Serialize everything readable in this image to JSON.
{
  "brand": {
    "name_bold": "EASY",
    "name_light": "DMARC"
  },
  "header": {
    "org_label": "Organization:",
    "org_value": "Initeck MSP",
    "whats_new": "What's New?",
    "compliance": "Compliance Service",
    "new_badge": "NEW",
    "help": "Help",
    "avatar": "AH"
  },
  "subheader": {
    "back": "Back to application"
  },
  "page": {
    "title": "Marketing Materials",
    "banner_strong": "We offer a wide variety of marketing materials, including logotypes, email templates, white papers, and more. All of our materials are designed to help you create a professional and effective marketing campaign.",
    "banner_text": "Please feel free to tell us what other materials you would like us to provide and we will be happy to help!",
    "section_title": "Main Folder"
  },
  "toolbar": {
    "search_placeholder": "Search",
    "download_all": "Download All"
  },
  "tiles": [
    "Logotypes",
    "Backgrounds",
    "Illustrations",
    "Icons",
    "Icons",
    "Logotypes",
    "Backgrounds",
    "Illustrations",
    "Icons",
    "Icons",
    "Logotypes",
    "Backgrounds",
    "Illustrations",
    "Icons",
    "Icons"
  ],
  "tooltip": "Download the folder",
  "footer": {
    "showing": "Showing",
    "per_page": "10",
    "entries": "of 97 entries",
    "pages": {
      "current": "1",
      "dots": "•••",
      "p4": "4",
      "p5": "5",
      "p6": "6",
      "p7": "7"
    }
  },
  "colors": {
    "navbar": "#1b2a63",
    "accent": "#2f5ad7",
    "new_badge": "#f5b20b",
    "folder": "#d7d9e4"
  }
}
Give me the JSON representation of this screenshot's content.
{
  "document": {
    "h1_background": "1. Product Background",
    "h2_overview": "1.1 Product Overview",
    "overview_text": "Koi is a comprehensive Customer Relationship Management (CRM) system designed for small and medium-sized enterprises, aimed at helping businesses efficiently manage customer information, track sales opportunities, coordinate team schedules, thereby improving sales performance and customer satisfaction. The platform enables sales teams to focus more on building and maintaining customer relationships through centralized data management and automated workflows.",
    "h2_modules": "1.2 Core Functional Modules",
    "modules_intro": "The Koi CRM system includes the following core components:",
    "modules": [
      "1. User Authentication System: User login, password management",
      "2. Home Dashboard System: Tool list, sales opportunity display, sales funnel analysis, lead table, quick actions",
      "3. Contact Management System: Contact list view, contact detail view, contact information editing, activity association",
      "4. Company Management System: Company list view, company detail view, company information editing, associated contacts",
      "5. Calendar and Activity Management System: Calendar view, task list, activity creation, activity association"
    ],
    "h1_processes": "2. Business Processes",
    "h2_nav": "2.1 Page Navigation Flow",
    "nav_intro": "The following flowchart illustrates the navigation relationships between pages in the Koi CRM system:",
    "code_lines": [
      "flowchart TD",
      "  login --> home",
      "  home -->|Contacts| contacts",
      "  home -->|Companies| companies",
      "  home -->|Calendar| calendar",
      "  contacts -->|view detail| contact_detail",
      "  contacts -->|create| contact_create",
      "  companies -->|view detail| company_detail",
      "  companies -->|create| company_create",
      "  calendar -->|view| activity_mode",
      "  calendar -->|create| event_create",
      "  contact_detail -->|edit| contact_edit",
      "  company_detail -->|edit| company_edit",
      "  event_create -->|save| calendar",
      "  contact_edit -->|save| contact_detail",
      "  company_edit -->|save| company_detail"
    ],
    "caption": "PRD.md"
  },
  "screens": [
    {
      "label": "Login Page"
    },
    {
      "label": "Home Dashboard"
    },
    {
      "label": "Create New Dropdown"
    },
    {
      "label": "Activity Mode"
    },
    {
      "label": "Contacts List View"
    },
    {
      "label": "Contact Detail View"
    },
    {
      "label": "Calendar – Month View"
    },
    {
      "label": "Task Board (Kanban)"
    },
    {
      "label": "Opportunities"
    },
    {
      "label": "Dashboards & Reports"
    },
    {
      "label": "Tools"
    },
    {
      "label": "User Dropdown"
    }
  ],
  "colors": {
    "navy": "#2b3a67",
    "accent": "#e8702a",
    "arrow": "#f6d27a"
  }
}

################

Read through the entries and copy each line in which "designed" appears.

    "banner_strong": "We offer a wide variety of marketing materials, including logotypes, email templates, white papers, and more. All of our materials are designed to help you create a professional and effective marketing campaign.",
    "overview_text": "Koi is a comprehensive Customer Relationship Management (CRM) system designed for small and medium-sized enterprises, aimed at helping businesses efficiently manage customer information, track sales opportunities, coordinate team schedules, thereby improving sales performance and customer satisfaction. The platform enables sales teams to focus more on building and maintaining customer relationships through centralized data management and automated workflows.",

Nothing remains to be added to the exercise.